Records from a data source:
------

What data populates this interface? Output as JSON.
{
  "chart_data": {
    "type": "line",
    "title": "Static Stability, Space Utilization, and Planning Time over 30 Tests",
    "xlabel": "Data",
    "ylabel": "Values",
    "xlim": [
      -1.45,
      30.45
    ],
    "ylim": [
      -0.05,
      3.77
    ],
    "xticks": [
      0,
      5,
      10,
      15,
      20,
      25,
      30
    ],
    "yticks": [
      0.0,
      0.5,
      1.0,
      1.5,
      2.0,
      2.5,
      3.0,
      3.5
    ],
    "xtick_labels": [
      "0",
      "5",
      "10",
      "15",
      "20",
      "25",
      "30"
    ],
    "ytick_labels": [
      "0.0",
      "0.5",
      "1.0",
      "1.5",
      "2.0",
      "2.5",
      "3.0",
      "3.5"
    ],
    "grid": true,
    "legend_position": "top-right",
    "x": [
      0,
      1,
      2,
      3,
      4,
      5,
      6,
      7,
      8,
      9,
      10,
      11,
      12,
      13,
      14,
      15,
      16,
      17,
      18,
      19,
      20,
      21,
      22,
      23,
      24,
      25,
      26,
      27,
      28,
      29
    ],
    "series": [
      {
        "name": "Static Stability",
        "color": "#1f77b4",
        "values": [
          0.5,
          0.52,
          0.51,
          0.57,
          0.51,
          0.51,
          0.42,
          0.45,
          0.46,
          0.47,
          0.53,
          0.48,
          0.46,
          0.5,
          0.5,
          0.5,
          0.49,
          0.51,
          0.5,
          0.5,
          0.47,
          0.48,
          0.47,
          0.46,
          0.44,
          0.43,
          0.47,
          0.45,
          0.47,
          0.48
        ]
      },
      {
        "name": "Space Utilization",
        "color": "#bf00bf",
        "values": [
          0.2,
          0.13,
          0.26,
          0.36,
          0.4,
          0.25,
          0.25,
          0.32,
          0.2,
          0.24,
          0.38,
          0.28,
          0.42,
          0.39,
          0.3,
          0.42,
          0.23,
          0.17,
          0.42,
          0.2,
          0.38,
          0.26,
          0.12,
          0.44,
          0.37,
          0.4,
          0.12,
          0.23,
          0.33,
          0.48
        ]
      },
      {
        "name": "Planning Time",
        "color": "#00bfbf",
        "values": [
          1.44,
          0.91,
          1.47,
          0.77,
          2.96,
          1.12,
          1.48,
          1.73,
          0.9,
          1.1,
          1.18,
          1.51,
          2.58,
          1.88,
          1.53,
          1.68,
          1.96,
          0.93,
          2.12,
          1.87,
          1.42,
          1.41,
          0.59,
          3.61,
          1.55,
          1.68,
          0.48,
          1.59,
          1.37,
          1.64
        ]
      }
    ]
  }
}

------

#### [EXERCISE DETAILS]
Your task is to transcribe the listing above in full, exactly as given.

#### [EXERCISE OUTPUT]
What data populates this interface? Output as JSON.
{
  "chart_data": {
    "type": "line",
    "title": "Static Stability, Space Utilization, and Planning Time over 30 Tests",
    "xlabel": "Data",
    "ylabel": "Values",
    "xlim": [
      -1.45,
      30.45
    ],
    "ylim": [
      -0.05,
      3.77
    ],
    "xticks": [
      0,
      5,
      10,
      15,
      20,
      25,
      30
    ],
    "yticks": [
      0.0,
      0.5,
      1.0,
      1.5,
      2.0,
      2.5,
      3.0,
      3.5
    ],
    "xtick_labels": [
      "0",
      "5",
      "10",
      "15",
      "20",
      "25",
      "30"
    ],
    "ytick_labels": [
      "0.0",
      "0.5",
      "1.0",
      "1.5",
      "2.0",
      "2.5",
      "3.0",
      "3.5"
    ],
    "grid": true,
    "legend_position": "top-right",
    "x": [
      0,
      1,
      2,
      3,
      4,
      5,
      6,
      7,
      8,
      9,
      10,
      11,
      12,
      13,
      14,
      15,
      16,
      17,
      18,
      19,
      20,
      21,
      22,
      23,
      24,
      25,
      26,
      27,
      28,
      29
    ],
    "series": [
      {
        "name": "Static Stability",
        "color": "#1f77b4",
        "values": [
          0.5,
          0.52,
          0.51,
          0.57,
          0.51,
          0.51,
          0.42,
          0.45,
          0.46,
          0.47,
          0.53,
          0.48,
          0.46,
          0.5,
          0.5,
          0.5,
          0.49,
          0.51,
          0.5,
          0.5,
          0.47,
          0.48,
          0.47,
          0.46,
          0.44,
          0.43,
          0.47,
          0.45,
          0.47,
          0.48
        ]
      },
      {
        "name": "Space Utilization",
        "color": "#bf00bf",
        "values": [
          0.2,
          0.13,
          0.26,
          0.36,
          0.4,
          0.25,
          0.25,
          0.32,
          0.2,
          0.24,
          0.38,
          0.28,
          0.42,
          0.39,
          0.3,
          0.42,
          0.23,
          0.17,
          0.42,
          0.2,
          0.38,
          0.26,
          0.12,
          0.44,
          0.37,
          0.4,
          0.12,
          0.23,
          0.33,
          0.48
        ]
      },
      {
        "name": "Planning Time",
        "color": "#00bfbf",
        "values": [
          1.44,
          0.91,
          1.47,
          0.77,
          2.96,
          1.12,
          1.48,
          1.73,
          0.9,
          1.1,
          1.18,
          1.51,
          2.58,
          1.88,
          1.53,
          1.68,
          1.96,
          0.93,
          2.12,
          1.87,
          1.42,
          1.41,
          0.59,
          3.61,
          1.55,
          1.68,
          0.48,
          1.59,
          1.37,
          1.64
        ]
      }
    ]
  }
}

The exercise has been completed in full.